◆ WHAT YOU NEED TO DO: Every record must be repeated exactly, with no omission.

Data extracted from a collection
>> START

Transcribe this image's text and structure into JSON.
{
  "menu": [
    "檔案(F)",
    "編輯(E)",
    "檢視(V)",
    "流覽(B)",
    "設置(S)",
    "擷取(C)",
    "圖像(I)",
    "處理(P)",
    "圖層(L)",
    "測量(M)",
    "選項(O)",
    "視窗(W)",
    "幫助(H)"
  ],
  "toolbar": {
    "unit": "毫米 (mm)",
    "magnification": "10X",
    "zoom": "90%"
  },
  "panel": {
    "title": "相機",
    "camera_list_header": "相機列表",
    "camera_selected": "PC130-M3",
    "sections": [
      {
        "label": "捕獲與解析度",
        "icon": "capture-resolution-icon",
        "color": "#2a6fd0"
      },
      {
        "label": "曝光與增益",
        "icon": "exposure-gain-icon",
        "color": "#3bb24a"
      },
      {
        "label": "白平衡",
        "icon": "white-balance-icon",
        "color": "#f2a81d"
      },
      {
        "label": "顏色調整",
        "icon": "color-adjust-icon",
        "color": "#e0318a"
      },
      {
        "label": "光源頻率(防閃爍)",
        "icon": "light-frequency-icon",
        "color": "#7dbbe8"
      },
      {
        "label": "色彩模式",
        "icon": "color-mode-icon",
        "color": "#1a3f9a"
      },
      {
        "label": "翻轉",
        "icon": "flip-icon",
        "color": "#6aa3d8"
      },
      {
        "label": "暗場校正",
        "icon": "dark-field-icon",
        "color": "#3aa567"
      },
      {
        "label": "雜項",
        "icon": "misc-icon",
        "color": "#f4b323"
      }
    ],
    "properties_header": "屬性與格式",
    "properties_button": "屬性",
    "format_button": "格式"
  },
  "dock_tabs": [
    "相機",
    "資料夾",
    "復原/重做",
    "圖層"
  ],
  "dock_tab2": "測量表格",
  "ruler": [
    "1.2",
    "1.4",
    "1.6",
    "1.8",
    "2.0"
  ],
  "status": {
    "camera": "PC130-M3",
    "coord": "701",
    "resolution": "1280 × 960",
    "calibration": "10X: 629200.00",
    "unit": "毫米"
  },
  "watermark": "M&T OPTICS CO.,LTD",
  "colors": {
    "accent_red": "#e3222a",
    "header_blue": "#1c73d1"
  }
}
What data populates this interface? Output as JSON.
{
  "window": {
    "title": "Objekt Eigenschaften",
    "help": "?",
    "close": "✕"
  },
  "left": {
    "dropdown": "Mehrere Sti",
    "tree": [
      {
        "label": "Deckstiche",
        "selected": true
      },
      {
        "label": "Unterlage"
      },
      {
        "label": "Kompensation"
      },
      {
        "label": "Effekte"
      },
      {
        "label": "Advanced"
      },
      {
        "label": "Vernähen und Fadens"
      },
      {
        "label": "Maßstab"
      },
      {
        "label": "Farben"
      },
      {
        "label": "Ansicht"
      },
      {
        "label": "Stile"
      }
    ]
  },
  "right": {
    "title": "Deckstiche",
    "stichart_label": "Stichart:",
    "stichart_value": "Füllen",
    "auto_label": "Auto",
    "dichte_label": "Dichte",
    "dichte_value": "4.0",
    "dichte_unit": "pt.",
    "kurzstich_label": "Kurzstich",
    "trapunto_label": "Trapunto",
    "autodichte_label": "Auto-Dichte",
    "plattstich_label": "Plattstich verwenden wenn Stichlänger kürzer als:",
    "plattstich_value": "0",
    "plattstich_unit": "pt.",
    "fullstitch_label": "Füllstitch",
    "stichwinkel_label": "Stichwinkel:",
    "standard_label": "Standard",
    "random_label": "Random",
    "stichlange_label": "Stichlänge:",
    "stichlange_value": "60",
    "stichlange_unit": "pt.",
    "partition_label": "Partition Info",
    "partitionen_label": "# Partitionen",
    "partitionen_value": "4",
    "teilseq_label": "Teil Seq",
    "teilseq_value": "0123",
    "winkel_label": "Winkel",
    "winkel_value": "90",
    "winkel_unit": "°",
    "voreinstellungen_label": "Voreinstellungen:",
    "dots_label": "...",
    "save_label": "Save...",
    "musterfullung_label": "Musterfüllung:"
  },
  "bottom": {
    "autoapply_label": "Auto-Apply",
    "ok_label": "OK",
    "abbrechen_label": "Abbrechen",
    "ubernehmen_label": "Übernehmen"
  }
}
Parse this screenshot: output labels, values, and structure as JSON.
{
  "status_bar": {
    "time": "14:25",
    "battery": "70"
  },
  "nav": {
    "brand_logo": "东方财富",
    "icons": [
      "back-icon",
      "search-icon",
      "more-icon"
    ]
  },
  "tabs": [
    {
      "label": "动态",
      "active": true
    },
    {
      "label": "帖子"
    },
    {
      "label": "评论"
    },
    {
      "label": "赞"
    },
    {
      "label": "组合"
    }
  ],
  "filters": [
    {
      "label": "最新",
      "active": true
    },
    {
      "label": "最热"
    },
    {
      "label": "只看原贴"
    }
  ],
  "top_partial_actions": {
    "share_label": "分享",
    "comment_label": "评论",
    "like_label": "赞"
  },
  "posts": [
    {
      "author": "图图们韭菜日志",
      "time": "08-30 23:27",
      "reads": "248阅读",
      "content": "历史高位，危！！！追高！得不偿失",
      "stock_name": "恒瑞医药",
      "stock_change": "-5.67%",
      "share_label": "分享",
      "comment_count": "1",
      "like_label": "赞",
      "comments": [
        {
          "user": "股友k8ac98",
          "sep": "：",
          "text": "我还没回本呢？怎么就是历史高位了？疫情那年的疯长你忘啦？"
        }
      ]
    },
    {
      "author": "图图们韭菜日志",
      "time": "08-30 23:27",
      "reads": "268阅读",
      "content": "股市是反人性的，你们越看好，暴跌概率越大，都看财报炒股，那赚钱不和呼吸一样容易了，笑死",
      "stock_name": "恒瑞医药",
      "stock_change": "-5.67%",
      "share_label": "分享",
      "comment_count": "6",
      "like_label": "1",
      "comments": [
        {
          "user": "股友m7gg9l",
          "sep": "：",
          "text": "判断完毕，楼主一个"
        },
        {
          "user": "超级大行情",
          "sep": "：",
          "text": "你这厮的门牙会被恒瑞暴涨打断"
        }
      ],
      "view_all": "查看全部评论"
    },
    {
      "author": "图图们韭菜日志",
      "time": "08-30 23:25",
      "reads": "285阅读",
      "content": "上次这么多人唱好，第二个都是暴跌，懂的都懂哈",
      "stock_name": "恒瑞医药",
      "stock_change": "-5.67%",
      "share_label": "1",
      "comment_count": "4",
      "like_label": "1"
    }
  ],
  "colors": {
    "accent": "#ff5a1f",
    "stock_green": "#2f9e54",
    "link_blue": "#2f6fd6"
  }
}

>> END

◆ WRITTEN SOLUTION:
Transcribe this image's text and structure into JSON.
{
  "menu": [
    "檔案(F)",
    "編輯(E)",
    "檢視(V)",
    "流覽(B)",
    "設置(S)",
    "擷取(C)",
    "圖像(I)",
    "處理(P)",
    "圖層(L)",
    "測量(M)",
    "選項(O)",
    "視窗(W)",
    "幫助(H)"
  ],
  "toolbar": {
    "unit": "毫米 (mm)",
    "magnification": "10X",
    "zoom": "90%"
  },
  "panel": {
    "title": "相機",
    "camera_list_header": "相機列表",
    "camera_selected": "PC130-M3",
    "sections": [
      {
        "label": "捕獲與解析度",
        "icon": "capture-resolution-icon",
        "color": "#2a6fd0"
      },
      {
        "label": "曝光與增益",
        "icon": "exposure-gain-icon",
        "color": "#3bb24a"
      },
      {
        "label": "白平衡",
        "icon": "white-balance-icon",
        "color": "#f2a81d"
      },
      {
        "label": "顏色調整",
        "icon": "color-adjust-icon",
        "color": "#e0318a"
      },
      {
        "label": "光源頻率(防閃爍)",
        "icon": "light-frequency-icon",
        "color": "#7dbbe8"
      },
      {
        "label": "色彩模式",
        "icon": "color-mode-icon",
        "color": "#1a3f9a"
      },
      {
        "label": "翻轉",
        "icon": "flip-icon",
        "color": "#6aa3d8"
      },
      {
        "label": "暗場校正",
        "icon": "dark-field-icon",
        "color": "#3aa567"
      },
      {
        "label": "雜項",
        "icon": "misc-icon",
        "color": "#f4b323"
      }
    ],
    "properties_header": "屬性與格式",
    "properties_button": "屬性",
    "format_button": "格式"
  },
  "dock_tabs": [
    "相機",
    "資料夾",
    "復原/重做",
    "圖層"
  ],
  "dock_tab2": "測量表格",
  "ruler": [
    "1.2",
    "1.4",
    "1.6",
    "1.8",
    "2.0"
  ],
  "status": {
    "camera": "PC130-M3",
    "coord": "701",
    "resolution": "1280 × 960",
    "calibration": "10X: 629200.00",
    "unit": "毫米"
  },
  "watermark": "M&T OPTICS CO.,LTD",
  "colors": {
    "accent_red": "#e3222a",
    "header_blue": "#1c73d1"
  }
}
What data populates this interface? Output as JSON.
{
  "window": {
    "title": "Objekt Eigenschaften",
    "help": "?",
    "close": "✕"
  },
  "left": {
    "dropdown": "Mehrere Sti",
    "tree": [
      {
        "label": "Deckstiche",
        "selected": true
      },
      {
        "label": "Unterlage"
      },
      {
        "label": "Kompensation"
      },
      {
        "label": "Effekte"
      },
      {
        "label": "Advanced"
      },
      {
        "label": "Vernähen und Fadens"
      },
      {
        "label": "Maßstab"
      },
      {
        "label": "Farben"
      },
      {
        "label": "Ansicht"
      },
      {
        "label": "Stile"
      }
    ]
  },
  "right": {
    "title": "Deckstiche",
    "stichart_label": "Stichart:",
    "stichart_value": "Füllen",
    "auto_label": "Auto",
    "dichte_label": "Dichte",
    "dichte_value": "4.0",
    "dichte_unit": "pt.",
    "kurzstich_label": "Kurzstich",
    "trapunto_label": "Trapunto",
    "autodichte_label": "Auto-Dichte",
    "plattstich_label": "Plattstich verwenden wenn Stichlänger kürzer als:",
    "plattstich_value": "0",
    "plattstich_unit": "pt.",
    "fullstitch_label": "Füllstitch",
    "stichwinkel_label": "Stichwinkel:",
    "standard_label": "Standard",
    "random_label": "Random",
    "stichlange_label": "Stichlänge:",
    "stichlange_value": "60",
    "stichlange_unit": "pt.",
    "partition_label": "Partition Info",
    "partitionen_label": "# Partitionen",
    "partitionen_value": "4",
    "teilseq_label": "Teil Seq",
    "teilseq_value": "0123",
    "winkel_label": "Winkel",
    "winkel_value": "90",
    "winkel_unit": "°",
    "voreinstellungen_label": "Voreinstellungen:",
    "dots_label": "...",
    "save_label": "Save...",
    "musterfullung_label": "Musterfüllung:"
  },
  "bottom": {
    "autoapply_label": "Auto-Apply",
    "ok_label": "OK",
    "abbrechen_label": "Abbrechen",
    "ubernehmen_label": "Übernehmen"
  }
}
Parse this screenshot: output labels, values, and structure as JSON.
{
  "status_bar": {
    "time": "14:25",
    "battery": "70"
  },
  "nav": {
    "brand_logo": "东方财富",
    "icons": [
      "back-icon",
      "search-icon",
      "more-icon"
    ]
  },
  "tabs": [
    {
      "label": "动态",
      "active": true
    },
    {
      "label": "帖子"
    },
    {
      "label": "评论"
    },
    {
      "label": "赞"
    },
    {
      "label": "组合"
    }
  ],
  "filters": [
    {
      "label": "最新",
      "active": true
    },
    {
      "label": "最热"
    },
    {
      "label": "只看原贴"
    }
  ],
  "top_partial_actions": {
    "share_label": "分享",
    "comment_label": "评论",
    "like_label": "赞"
  },
  "posts": [
    {
      "author": "图图们韭菜日志",
      "time": "08-30 23:27",
      "reads": "248阅读",
      "content": "历史高位，危！！！追高！得不偿失",
      "stock_name": "恒瑞医药",
      "stock_change": "-5.67%",
      "share_label": "分享",
      "comment_count": "1",
      "like_label": "赞",
      "comments": [
        {
          "user": "股友k8ac98",
          "sep": "：",
          "text": "我还没回本呢？怎么就是历史高位了？疫情那年的疯长你忘啦？"
        }
      ]
    },
    {
      "author": "图图们韭菜日志",
      "time": "08-30 23:27",
      "reads": "268阅读",
      "content": "股市是反人性的，你们越看好，暴跌概率越大，都看财报炒股，那赚钱不和呼吸一样容易了，笑死",
      "stock_name": "恒瑞医药",
      "stock_change": "-5.67%",
      "share_label": "分享",
      "comment_count": "6",
      "like_label": "1",
      "comments": [
        {
          "user": "股友m7gg9l",
          "sep": "：",
          "text": "判断完毕，楼主一个"
        },
        {
          "user": "超级大行情",
          "sep": "：",
          "text": "你这厮的门牙会被恒瑞暴涨打断"
        }
      ],
      "view_all": "查看全部评论"
    },
    {
      "author": "图图们韭菜日志",
      "time": "08-30 23:25",
      "reads": "285阅读",
      "content": "上次这么多人唱好，第二个都是暴跌，懂的都懂哈",
      "stock_name": "恒瑞医药",
      "stock_change": "-5.67%",
      "share_label": "1",
      "comment_count": "4",
      "like_label": "1"
    }
  ],
  "colors": {
    "accent": "#ff5a1f",
    "stock_green": "#2f9e54",
    "link_blue": "#2f6fd6"
  }
}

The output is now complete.